[Start]

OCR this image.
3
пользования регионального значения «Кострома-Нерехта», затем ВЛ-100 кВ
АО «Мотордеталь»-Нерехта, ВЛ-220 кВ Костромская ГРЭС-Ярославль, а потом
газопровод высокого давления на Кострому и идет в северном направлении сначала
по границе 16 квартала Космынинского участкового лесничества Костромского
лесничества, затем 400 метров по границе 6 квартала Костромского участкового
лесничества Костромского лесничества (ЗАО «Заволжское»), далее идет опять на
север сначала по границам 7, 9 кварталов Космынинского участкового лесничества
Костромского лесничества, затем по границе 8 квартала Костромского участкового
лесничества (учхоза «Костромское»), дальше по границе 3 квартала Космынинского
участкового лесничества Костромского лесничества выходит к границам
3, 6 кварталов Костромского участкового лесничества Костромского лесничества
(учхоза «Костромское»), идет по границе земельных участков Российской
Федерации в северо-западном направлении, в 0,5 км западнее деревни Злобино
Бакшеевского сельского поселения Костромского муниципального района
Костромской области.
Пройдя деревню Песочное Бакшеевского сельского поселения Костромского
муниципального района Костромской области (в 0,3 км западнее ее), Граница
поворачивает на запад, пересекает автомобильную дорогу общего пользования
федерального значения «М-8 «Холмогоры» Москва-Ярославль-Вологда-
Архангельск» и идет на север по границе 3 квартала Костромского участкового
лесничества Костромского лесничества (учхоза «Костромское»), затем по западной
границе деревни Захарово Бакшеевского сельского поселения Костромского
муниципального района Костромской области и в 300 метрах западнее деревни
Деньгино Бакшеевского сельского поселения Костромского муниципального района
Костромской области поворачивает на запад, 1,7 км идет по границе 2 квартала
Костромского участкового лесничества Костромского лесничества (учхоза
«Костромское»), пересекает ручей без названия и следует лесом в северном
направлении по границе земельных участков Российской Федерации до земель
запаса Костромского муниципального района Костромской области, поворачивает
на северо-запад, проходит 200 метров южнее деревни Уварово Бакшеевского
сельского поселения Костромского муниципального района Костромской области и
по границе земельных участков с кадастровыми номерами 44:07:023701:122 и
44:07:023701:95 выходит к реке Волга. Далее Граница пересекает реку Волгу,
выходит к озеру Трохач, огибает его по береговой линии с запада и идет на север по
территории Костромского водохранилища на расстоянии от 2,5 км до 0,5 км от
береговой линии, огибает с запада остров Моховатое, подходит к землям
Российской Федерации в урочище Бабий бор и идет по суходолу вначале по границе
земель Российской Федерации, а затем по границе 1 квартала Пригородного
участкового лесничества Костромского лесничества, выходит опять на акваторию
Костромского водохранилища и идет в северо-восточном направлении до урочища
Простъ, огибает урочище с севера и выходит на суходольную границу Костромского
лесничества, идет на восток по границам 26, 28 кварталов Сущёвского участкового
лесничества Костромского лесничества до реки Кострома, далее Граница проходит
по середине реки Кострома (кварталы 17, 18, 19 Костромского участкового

[End]

__Written instruction__:
Filter the records above for lines containing the word "учхоза", and copy those lines.

__Written answer__:
лесничества (учхоза «Костромское»), дальше по границе 3 квартала Космынинского
(учхоза «Костромское»), идет по границе земельных участков Российской
лесничества Костромского лесничества (учхоза «Костромское»), затем по западной
Костромского участкового лесничества Костромского лесничества (учхоза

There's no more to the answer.